(Stored data)
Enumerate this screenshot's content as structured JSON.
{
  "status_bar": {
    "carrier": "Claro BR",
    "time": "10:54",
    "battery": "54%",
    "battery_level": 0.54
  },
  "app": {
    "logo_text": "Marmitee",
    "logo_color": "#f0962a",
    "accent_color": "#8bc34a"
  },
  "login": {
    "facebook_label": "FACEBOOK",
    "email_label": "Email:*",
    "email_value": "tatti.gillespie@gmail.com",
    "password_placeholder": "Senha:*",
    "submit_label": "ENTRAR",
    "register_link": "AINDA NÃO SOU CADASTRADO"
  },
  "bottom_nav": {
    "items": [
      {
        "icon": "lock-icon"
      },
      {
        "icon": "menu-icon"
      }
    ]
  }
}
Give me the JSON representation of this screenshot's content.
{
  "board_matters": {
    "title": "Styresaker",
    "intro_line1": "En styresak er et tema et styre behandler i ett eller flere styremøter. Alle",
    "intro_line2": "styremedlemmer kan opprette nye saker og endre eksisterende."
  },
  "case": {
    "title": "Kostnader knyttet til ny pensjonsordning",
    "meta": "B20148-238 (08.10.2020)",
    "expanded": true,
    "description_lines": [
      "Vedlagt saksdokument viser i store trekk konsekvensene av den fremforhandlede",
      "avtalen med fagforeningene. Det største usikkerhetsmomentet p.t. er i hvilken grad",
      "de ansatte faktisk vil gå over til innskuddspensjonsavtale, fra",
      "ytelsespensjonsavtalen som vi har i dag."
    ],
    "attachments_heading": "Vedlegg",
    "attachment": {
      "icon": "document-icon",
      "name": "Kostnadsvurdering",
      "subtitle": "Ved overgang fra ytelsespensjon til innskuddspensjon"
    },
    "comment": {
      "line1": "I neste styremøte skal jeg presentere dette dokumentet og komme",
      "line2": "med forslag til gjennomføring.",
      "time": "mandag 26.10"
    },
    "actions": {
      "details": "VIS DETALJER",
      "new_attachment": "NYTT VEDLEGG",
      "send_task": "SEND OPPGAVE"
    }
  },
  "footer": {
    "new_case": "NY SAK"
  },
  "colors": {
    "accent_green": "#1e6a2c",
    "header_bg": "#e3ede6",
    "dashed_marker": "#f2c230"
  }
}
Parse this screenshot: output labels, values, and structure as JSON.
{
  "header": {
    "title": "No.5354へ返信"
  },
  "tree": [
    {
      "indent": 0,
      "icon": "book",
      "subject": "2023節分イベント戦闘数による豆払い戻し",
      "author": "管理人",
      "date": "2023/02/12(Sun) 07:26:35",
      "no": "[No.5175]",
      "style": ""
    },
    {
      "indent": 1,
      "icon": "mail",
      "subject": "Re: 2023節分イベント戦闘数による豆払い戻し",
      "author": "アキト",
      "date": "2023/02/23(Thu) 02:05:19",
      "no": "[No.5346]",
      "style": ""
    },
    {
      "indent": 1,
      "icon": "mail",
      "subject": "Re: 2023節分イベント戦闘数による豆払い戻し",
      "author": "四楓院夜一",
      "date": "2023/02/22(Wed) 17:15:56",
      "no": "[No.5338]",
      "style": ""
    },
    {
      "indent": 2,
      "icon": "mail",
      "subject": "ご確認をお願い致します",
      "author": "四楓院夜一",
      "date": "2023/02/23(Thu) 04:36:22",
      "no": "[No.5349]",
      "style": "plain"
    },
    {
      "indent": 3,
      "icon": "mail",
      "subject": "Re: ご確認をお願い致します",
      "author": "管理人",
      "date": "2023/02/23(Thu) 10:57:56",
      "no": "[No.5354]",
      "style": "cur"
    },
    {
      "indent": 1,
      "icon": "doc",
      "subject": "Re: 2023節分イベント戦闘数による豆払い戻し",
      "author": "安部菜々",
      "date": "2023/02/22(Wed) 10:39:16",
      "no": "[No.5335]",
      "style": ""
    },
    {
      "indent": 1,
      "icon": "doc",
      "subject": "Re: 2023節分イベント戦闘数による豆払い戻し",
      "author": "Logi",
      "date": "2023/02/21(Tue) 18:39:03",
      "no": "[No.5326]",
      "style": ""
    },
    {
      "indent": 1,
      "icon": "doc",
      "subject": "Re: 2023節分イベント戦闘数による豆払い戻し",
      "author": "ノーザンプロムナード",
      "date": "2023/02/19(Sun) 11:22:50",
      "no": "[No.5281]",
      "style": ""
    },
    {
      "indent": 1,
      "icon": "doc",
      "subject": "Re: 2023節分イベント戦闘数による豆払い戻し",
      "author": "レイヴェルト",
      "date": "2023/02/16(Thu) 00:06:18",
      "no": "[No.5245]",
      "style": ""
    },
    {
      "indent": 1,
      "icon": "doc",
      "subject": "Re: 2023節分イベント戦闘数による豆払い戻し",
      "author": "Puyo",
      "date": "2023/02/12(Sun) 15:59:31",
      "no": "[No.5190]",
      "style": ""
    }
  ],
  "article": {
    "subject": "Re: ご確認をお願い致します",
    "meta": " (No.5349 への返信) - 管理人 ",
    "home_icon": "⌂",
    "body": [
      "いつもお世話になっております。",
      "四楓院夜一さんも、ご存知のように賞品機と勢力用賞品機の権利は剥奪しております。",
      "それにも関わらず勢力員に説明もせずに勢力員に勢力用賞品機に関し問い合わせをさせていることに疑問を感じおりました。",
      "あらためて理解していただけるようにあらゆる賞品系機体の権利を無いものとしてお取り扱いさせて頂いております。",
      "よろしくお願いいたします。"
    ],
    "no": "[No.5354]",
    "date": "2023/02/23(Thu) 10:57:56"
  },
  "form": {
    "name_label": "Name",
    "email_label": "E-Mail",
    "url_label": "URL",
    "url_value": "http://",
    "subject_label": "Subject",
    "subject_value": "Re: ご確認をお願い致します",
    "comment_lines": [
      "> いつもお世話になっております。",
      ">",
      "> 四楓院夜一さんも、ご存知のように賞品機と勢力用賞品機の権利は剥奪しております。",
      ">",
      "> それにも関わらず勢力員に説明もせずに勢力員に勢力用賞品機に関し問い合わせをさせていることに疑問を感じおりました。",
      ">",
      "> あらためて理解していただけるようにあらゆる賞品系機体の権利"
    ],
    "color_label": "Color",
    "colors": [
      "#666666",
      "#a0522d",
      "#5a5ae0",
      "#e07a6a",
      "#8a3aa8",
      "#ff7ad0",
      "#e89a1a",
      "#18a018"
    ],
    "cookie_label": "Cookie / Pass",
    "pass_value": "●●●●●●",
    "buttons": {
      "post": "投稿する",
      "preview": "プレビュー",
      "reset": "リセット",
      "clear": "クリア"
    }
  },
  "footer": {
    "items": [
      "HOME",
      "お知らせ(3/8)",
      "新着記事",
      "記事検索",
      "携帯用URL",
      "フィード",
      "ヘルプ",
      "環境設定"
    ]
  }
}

• **What is expected**: How many lines in the records above contain the word "それにも関わらず勢力員に説明もせずに勢力員に勢力用賞品機に関し問い合わせをさせていることに疑問を感じおりました"? Give only the number.

• **Problem solution**: 2